■ **WHAT IS NEEDED**: Copy the lines that follow, keeping every character the same.

-- Start STORED RECORDS --

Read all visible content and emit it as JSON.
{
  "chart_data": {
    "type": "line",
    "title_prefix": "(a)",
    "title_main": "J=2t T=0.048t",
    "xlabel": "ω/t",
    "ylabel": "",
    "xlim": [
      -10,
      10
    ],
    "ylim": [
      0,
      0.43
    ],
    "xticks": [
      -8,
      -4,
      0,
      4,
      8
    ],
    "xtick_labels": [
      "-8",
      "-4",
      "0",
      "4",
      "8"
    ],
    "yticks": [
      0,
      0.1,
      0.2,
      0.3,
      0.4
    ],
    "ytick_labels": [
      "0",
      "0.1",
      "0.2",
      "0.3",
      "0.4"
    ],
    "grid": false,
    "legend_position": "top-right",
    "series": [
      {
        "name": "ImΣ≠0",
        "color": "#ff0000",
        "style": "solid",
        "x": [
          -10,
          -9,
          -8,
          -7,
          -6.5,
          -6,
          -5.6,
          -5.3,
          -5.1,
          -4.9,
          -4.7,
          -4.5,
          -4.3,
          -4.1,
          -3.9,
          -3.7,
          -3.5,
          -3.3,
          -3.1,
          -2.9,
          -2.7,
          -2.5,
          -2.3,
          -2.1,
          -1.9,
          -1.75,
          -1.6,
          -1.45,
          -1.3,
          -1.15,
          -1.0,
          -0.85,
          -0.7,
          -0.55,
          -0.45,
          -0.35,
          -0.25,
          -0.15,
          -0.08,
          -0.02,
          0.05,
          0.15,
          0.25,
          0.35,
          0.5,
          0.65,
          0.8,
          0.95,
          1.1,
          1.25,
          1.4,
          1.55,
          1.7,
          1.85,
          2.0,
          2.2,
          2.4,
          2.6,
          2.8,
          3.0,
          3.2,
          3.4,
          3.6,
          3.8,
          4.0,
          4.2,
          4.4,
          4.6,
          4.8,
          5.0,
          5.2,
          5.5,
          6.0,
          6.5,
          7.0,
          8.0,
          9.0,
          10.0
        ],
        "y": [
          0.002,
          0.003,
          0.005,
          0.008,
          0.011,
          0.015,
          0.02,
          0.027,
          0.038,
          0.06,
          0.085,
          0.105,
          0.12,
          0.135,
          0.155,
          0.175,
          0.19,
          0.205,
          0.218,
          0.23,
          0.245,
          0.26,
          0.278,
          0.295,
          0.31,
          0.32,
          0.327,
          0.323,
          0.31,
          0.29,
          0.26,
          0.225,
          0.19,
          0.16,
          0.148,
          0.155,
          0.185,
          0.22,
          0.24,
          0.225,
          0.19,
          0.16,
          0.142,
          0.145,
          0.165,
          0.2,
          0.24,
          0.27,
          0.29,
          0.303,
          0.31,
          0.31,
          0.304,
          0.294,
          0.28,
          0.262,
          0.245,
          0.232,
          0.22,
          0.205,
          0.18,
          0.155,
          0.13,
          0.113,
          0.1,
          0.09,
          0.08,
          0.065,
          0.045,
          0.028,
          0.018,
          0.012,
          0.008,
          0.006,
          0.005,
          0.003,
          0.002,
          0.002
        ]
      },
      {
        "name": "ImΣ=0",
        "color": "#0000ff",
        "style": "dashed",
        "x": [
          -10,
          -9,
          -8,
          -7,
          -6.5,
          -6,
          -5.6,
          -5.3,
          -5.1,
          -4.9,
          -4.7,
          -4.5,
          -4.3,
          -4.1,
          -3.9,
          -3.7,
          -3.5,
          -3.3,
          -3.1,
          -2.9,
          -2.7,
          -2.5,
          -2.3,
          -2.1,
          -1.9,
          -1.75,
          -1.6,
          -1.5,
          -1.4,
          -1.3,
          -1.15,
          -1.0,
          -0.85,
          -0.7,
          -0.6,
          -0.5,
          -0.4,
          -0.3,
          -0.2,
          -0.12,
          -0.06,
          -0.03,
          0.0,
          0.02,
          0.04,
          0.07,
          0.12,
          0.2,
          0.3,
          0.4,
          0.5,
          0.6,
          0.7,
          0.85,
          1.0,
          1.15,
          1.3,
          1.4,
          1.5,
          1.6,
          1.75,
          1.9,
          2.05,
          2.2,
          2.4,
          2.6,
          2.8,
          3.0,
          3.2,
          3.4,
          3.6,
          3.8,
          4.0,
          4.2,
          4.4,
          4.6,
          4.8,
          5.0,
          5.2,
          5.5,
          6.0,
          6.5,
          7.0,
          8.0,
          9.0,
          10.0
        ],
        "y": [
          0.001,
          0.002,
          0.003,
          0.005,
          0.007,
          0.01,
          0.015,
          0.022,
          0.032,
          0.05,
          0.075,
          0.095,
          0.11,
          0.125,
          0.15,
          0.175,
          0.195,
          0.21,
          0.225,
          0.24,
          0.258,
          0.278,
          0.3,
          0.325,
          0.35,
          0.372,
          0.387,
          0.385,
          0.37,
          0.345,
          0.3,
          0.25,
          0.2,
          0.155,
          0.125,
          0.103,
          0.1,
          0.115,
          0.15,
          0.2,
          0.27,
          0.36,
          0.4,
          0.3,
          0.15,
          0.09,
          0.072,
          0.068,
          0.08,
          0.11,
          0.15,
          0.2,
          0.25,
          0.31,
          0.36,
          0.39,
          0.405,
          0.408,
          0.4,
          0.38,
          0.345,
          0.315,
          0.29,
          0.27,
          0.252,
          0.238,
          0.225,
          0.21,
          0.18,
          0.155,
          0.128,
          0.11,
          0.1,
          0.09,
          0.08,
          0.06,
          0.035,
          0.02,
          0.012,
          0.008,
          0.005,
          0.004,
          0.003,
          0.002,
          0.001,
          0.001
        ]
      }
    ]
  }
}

-- End STORED RECORDS --

■ **OUTPUT OF THE EXERCISE**:
Read all visible content and emit it as JSON.
{
  "chart_data": {
    "type": "line",
    "title_prefix": "(a)",
    "title_main": "J=2t T=0.048t",
    "xlabel": "ω/t",
    "ylabel": "",
    "xlim": [
      -10,
      10
    ],
    "ylim": [
      0,
      0.43
    ],
    "xticks": [
      -8,
      -4,
      0,
      4,
      8
    ],
    "xtick_labels": [
      "-8",
      "-4",
      "0",
      "4",
      "8"
    ],
    "yticks": [
      0,
      0.1,
      0.2,
      0.3,
      0.4
    ],
    "ytick_labels": [
      "0",
      "0.1",
      "0.2",
      "0.3",
      "0.4"
    ],
    "grid": false,
    "legend_position": "top-right",
    "series": [
      {
        "name": "ImΣ≠0",
        "color": "#ff0000",
        "style": "solid",
        "x": [
          -10,
          -9,
          -8,
          -7,
          -6.5,
          -6,
          -5.6,
          -5.3,
          -5.1,
          -4.9,
          -4.7,
          -4.5,
          -4.3,
          -4.1,
          -3.9,
          -3.7,
          -3.5,
          -3.3,
          -3.1,
          -2.9,
          -2.7,
          -2.5,
          -2.3,
          -2.1,
          -1.9,
          -1.75,
          -1.6,
          -1.45,
          -1.3,
          -1.15,
          -1.0,
          -0.85,
          -0.7,
          -0.55,
          -0.45,
          -0.35,
          -0.25,
          -0.15,
          -0.08,
          -0.02,
          0.05,
          0.15,
          0.25,
          0.35,
          0.5,
          0.65,
          0.8,
          0.95,
          1.1,
          1.25,
          1.4,
          1.55,
          1.7,
          1.85,
          2.0,
          2.2,
          2.4,
          2.6,
          2.8,
          3.0,
          3.2,
          3.4,
          3.6,
          3.8,
          4.0,
          4.2,
          4.4,
          4.6,
          4.8,
          5.0,
          5.2,
          5.5,
          6.0,
          6.5,
          7.0,
          8.0,
          9.0,
          10.0
        ],
        "y": [
          0.002,
          0.003,
          0.005,
          0.008,
          0.011,
          0.015,
          0.02,
          0.027,
          0.038,
          0.06,
          0.085,
          0.105,
          0.12,
          0.135,
          0.155,
          0.175,
          0.19,
          0.205,
          0.218,
          0.23,
          0.245,
          0.26,
          0.278,
          0.295,
          0.31,
          0.32,
          0.327,
          0.323,
          0.31,
          0.29,
          0.26,
          0.225,
          0.19,
          0.16,
          0.148,
          0.155,
          0.185,
          0.22,
          0.24,
          0.225,
          0.19,
          0.16,
          0.142,
          0.145,
          0.165,
          0.2,
          0.24,
          0.27,
          0.29,
          0.303,
          0.31,
          0.31,
          0.304,
          0.294,
          0.28,
          0.262,
          0.245,
          0.232,
          0.22,
          0.205,
          0.18,
          0.155,
          0.13,
          0.113,
          0.1,
          0.09,
          0.08,
          0.065,
          0.045,
          0.028,
          0.018,
          0.012,
          0.008,
          0.006,
          0.005,
          0.003,
          0.002,
          0.002
        ]
      },
      {
        "name": "ImΣ=0",
        "color": "#0000ff",
        "style": "dashed",
        "x": [
          -10,
          -9,
          -8,
          -7,
          -6.5,
          -6,
          -5.6,
          -5.3,
          -5.1,
          -4.9,
          -4.7,
          -4.5,
          -4.3,
          -4.1,
          -3.9,
          -3.7,
          -3.5,
          -3.3,
          -3.1,
          -2.9,
          -2.7,
          -2.5,
          -2.3,
          -2.1,
          -1.9,
          -1.75,
          -1.6,
          -1.5,
          -1.4,
          -1.3,
          -1.15,
          -1.0,
          -0.85,
          -0.7,
          -0.6,
          -0.5,
          -0.4,
          -0.3,
          -0.2,
          -0.12,
          -0.06,
          -0.03,
          0.0,
          0.02,
          0.04,
          0.07,
          0.12,
          0.2,
          0.3,
          0.4,
          0.5,
          0.6,
          0.7,
          0.85,
          1.0,
          1.15,
          1.3,
          1.4,
          1.5,
          1.6,
          1.75,
          1.9,
          2.05,
          2.2,
          2.4,
          2.6,
          2.8,
          3.0,
          3.2,
          3.4,
          3.6,
          3.8,
          4.0,
          4.2,
          4.4,
          4.6,
          4.8,
          5.0,
          5.2,
          5.5,
          6.0,
          6.5,
          7.0,
          8.0,
          9.0,
          10.0
        ],
        "y": [
          0.001,
          0.002,
          0.003,
          0.005,
          0.007,
          0.01,
          0.015,
          0.022,
          0.032,
          0.05,
          0.075,
          0.095,
          0.11,
          0.125,
          0.15,
          0.175,
          0.195,
          0.21,
          0.225,
          0.24,
          0.258,
          0.278,
          0.3,
          0.325,
          0.35,
          0.372,
          0.387,
          0.385,
          0.37,
          0.345,
          0.3,
          0.25,
          0.2,
          0.155,
          0.125,
          0.103,
          0.1,
          0.115,
          0.15,
          0.2,
          0.27,
          0.36,
          0.4,
          0.3,
          0.15,
          0.09,
          0.072,
          0.068,
          0.08,
          0.11,
          0.15,
          0.2,
          0.25,
          0.31,
          0.36,
          0.39,
          0.405,
          0.408,
          0.4,
          0.38,
          0.345,
          0.315,
          0.29,
          0.27,
          0.252,
          0.238,
          0.225,
          0.21,
          0.18,
          0.155,
          0.128,
          0.11,
          0.1,
          0.09,
          0.08,
          0.06,
          0.035,
          0.02,
          0.012,
          0.008,
          0.005,
          0.004,
          0.003,
          0.002,
          0.001,
          0.001
        ]
      }
    ]
  }
}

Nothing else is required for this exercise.